--- begin DATA ENTRIES ---

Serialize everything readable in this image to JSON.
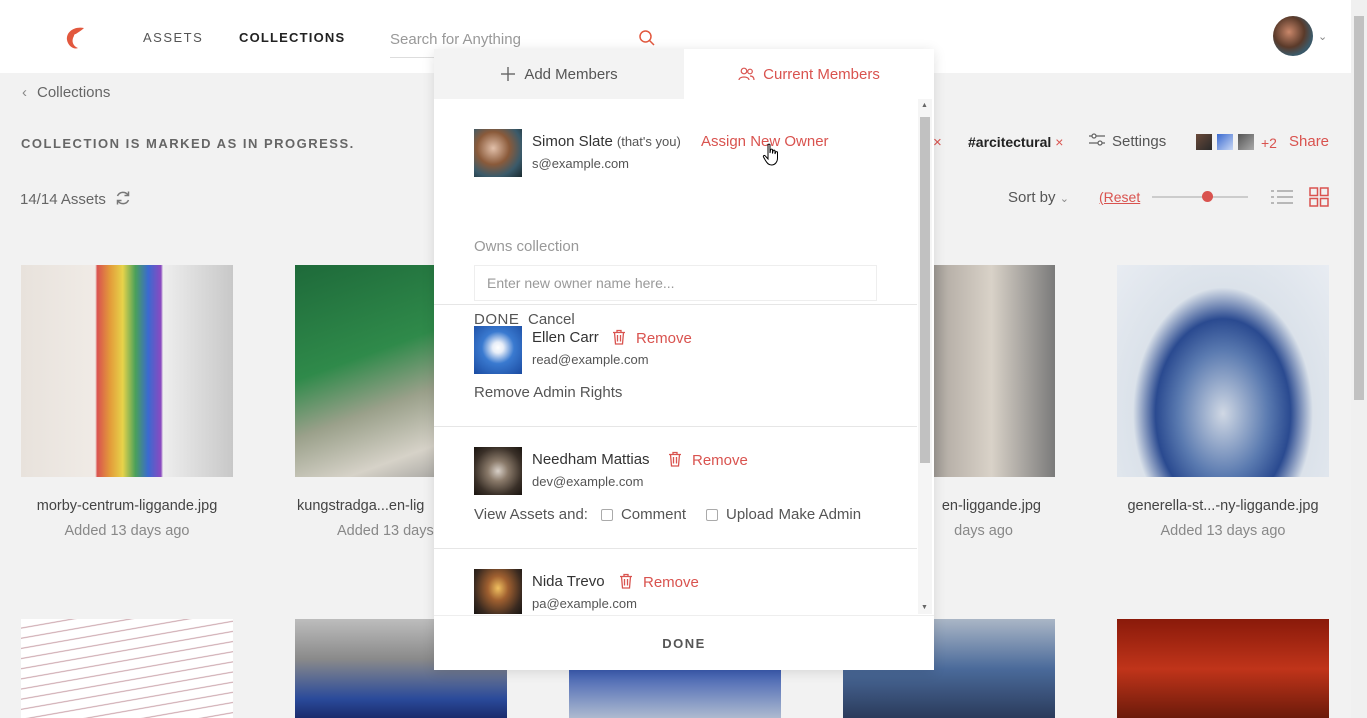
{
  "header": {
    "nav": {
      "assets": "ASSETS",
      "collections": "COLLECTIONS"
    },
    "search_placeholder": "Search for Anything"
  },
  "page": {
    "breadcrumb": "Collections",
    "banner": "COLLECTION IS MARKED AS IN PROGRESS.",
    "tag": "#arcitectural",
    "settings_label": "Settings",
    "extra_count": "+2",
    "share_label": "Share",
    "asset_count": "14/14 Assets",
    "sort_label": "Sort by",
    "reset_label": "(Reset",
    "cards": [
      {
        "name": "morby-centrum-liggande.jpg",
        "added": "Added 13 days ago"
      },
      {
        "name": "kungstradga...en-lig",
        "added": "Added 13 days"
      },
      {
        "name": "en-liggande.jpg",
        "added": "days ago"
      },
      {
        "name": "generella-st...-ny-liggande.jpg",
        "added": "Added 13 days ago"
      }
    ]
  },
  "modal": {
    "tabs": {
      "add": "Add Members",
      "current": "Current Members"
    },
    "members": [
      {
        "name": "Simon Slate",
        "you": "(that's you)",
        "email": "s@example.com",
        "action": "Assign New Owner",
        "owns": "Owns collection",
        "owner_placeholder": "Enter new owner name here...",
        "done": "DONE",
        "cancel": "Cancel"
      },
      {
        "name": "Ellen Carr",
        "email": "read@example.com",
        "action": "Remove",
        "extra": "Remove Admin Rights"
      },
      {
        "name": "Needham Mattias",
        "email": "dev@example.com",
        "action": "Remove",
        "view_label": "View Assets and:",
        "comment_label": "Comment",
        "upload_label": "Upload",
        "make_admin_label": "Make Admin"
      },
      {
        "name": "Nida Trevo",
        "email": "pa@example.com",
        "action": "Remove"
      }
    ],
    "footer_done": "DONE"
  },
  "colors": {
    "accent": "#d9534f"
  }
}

--- end DATA ENTRIES ---
--- begin DATA ENTRIES ---

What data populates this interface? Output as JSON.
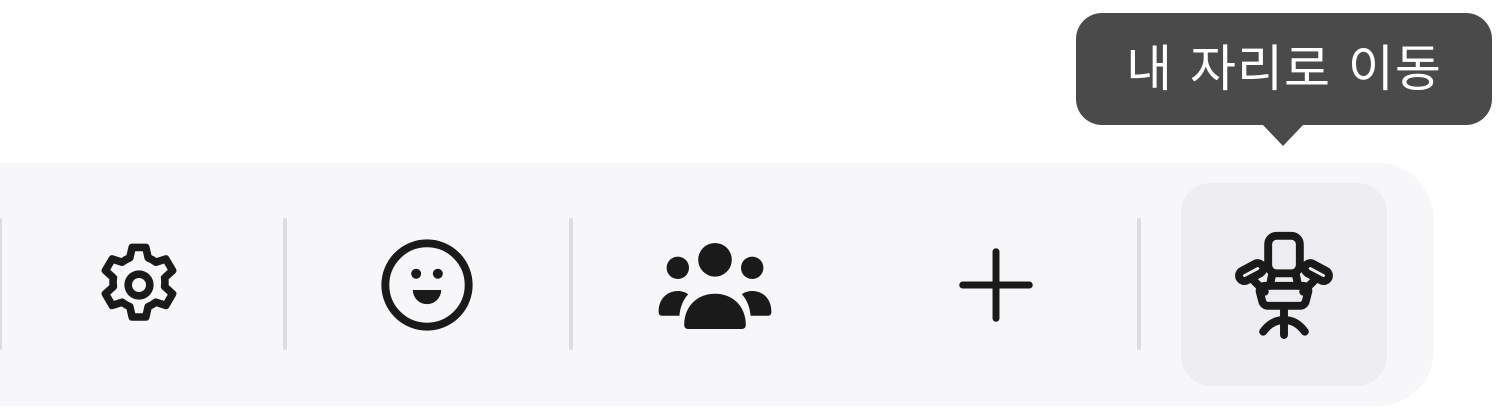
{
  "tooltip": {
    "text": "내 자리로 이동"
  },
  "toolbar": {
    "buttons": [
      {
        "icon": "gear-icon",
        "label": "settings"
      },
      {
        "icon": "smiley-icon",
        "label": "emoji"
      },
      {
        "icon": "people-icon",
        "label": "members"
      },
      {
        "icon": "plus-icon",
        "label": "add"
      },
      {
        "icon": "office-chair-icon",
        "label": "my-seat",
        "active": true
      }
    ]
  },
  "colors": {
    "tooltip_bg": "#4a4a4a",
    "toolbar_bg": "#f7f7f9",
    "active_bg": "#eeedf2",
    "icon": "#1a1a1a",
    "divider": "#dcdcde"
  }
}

--- end DATA ENTRIES ---

THE REQUEST:
Every line that holds the string "icon" should be returned.

COMPLETE OUTPUT:
        "icon": "gear-icon",
        "icon": "smiley-icon",
        "icon": "people-icon",
        "icon": "plus-icon",
        "icon": "office-chair-icon",
    "icon": "#1a1a1a",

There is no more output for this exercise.